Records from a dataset
□ □ □ □ □
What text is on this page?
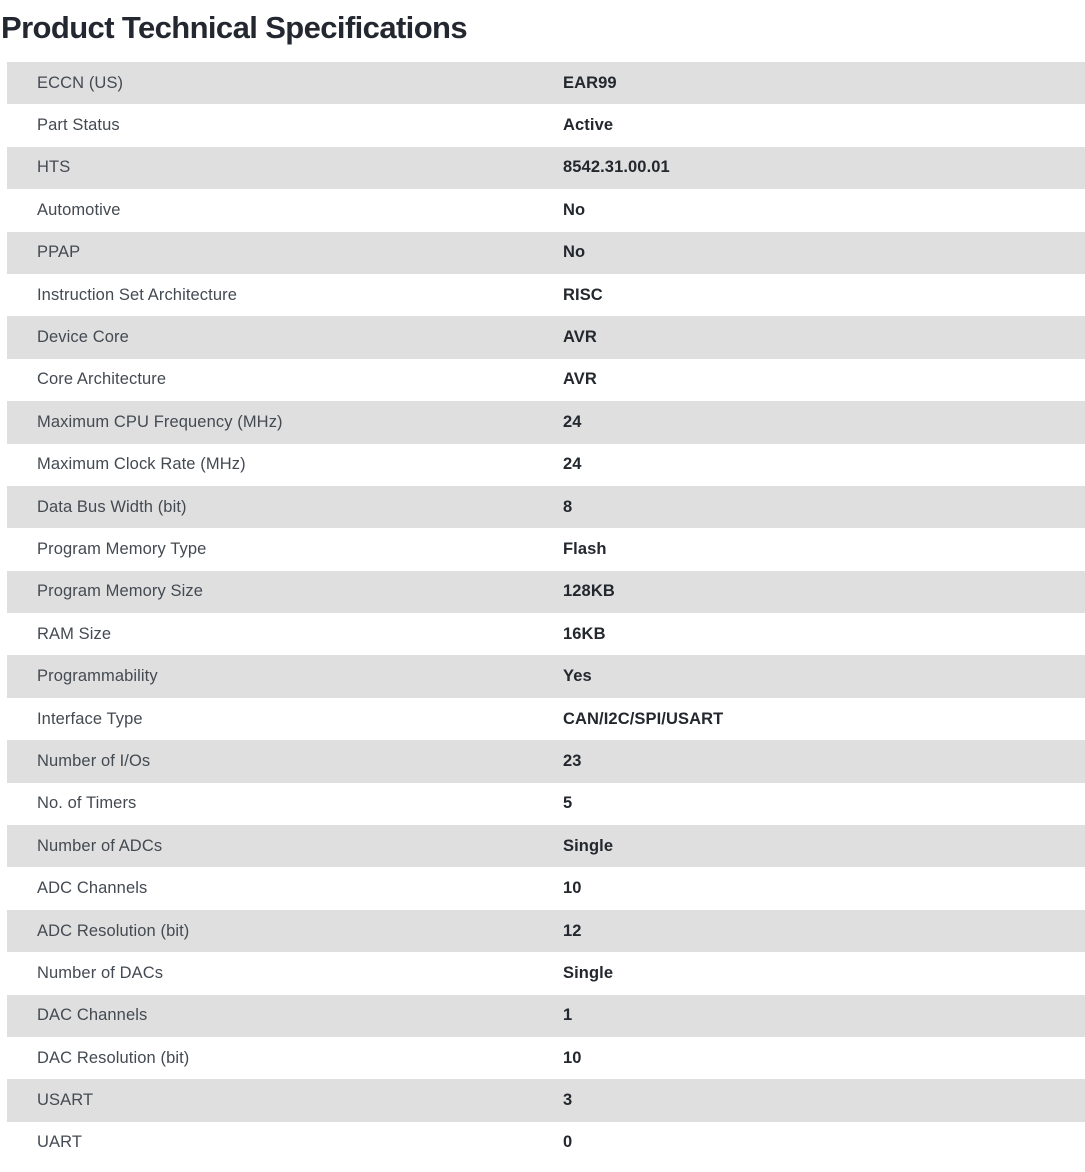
Product Technical Specifications
ECCN (US)	EAR99
Part Status	Active
HTS	8542.31.00.01
Automotive	No
PPAP	No
Instruction Set Architecture	RISC
Device Core	AVR
Core Architecture	AVR
Maximum CPU Frequency (MHz)	24
Maximum Clock Rate (MHz)	24
Data Bus Width (bit)	8
Program Memory Type	Flash
Program Memory Size	128KB
RAM Size	16KB
Programmability	Yes
Interface Type	CAN/I2C/SPI/USART
Number of I/Os	23
No. of Timers	5
Number of ADCs	Single
ADC Channels	10
ADC Resolution (bit)	12
Number of DACs	Single
DAC Channels	1
DAC Resolution (bit)	10
USART	3
UART	0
□ □ □ □ □
▸ **Problem**
Restate the records word for word, omitting images.

▸ **Solved exercise**
What text is on this page?
Product Technical Specifications
ECCN (US)	EAR99
Part Status	Active
HTS	8542.31.00.01
Automotive	No
PPAP	No
Instruction Set Architecture	RISC
Device Core	AVR
Core Architecture	AVR
Maximum CPU Frequency (MHz)	24
Maximum Clock Rate (MHz)	24
Data Bus Width (bit)	8
Program Memory Type	Flash
Program Memory Size	128KB
RAM Size	16KB
Programmability	Yes
Interface Type	CAN/I2C/SPI/USART
Number of I/Os	23
No. of Timers	5
Number of ADCs	Single
ADC Channels	10
ADC Resolution (bit)	12
Number of DACs	Single
DAC Channels	1
DAC Resolution (bit)	10
USART	3
UART	0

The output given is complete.